Exercise instructions: Seek out every line containing the word "category", and copy each.
Start of Records provided
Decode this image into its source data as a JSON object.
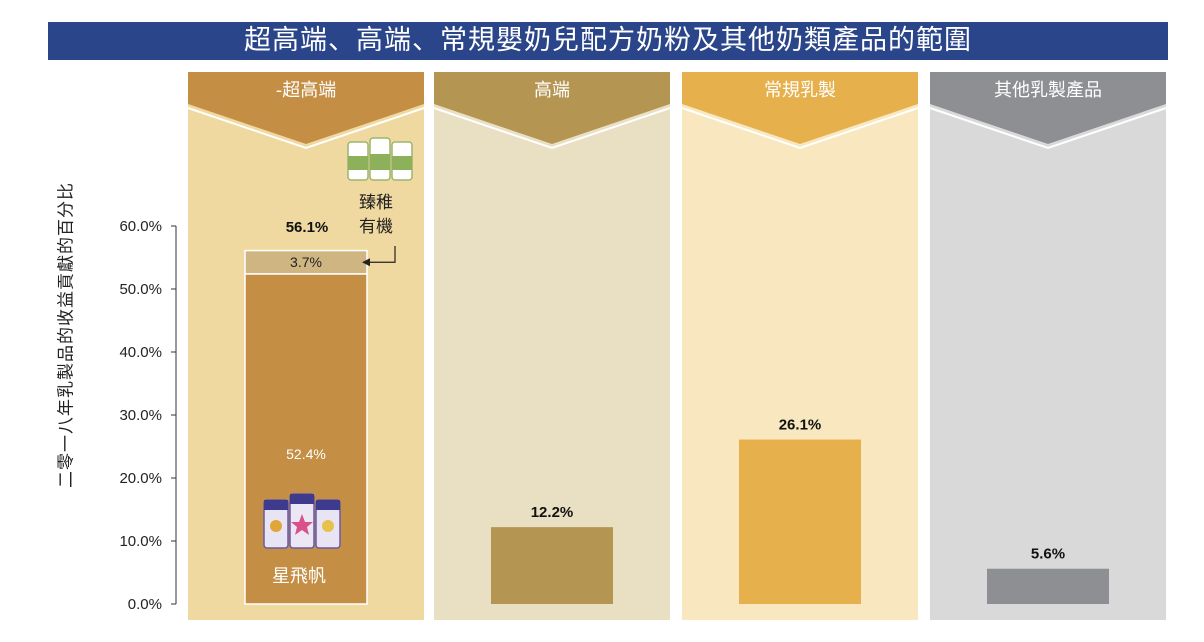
{
  "title": "超高端、高端、常規嬰奶兒配方奶粉及其他奶類產品的範圍",
  "colors": {
    "title_bg": "#2a4589",
    "super_premium_header": "#c48f45",
    "super_premium_bg": "#f0d9a0",
    "premium_header": "#b49552",
    "premium_bg": "#e9dfc3",
    "regular_header": "#e6b04c",
    "regular_bg": "#f8e7bf",
    "other_header": "#8e8f93",
    "other_bg": "#d9d9d9"
  },
  "chart_data": {
    "type": "bar",
    "ylabel": "二零一八年乳製品的收益貢獻的百分比",
    "ylim": [
      0,
      60
    ],
    "yticks": [
      "0.0%",
      "10.0%",
      "20.0%",
      "30.0%",
      "40.0%",
      "50.0%",
      "60.0%"
    ],
    "yticks_values": [
      0,
      10,
      20,
      30,
      40,
      50,
      60
    ],
    "categories": [
      "-超高端",
      "高端",
      "常規乳製",
      "其他乳製產品"
    ],
    "bars": [
      {
        "category": "-超高端",
        "total": 56.1,
        "total_label": "56.1%",
        "segments": [
          {
            "name": "星飛帆",
            "value": 52.4,
            "label": "52.4%",
            "color": "#c48f45",
            "text_color": "#ffffff"
          },
          {
            "name": "臻稚有機",
            "value": 3.7,
            "label": "3.7%",
            "color": "#cfb582",
            "text_color": "#222222"
          }
        ]
      },
      {
        "category": "高端",
        "total": 12.2,
        "total_label": "12.2%",
        "segments": [
          {
            "name": "",
            "value": 12.2,
            "label": "",
            "color": "#b49552",
            "text_color": "#ffffff"
          }
        ]
      },
      {
        "category": "常規乳製",
        "total": 26.1,
        "total_label": "26.1%",
        "segments": [
          {
            "name": "",
            "value": 26.1,
            "label": "",
            "color": "#e6b04c",
            "text_color": "#ffffff"
          }
        ]
      },
      {
        "category": "其他乳製產品",
        "total": 5.6,
        "total_label": "5.6%",
        "segments": [
          {
            "name": "",
            "value": 5.6,
            "label": "",
            "color": "#8e8f93",
            "text_color": "#ffffff"
          }
        ]
      }
    ],
    "annotations": {
      "organic_brand_line1": "臻稚",
      "organic_brand_line2": "有機",
      "main_brand": "星飛帆"
    }
  }
}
End of Records provided
Finished exercise:
        "category": "-超高端",
        "category": "高端",
        "category": "常規乳製",
        "category": "其他乳製產品",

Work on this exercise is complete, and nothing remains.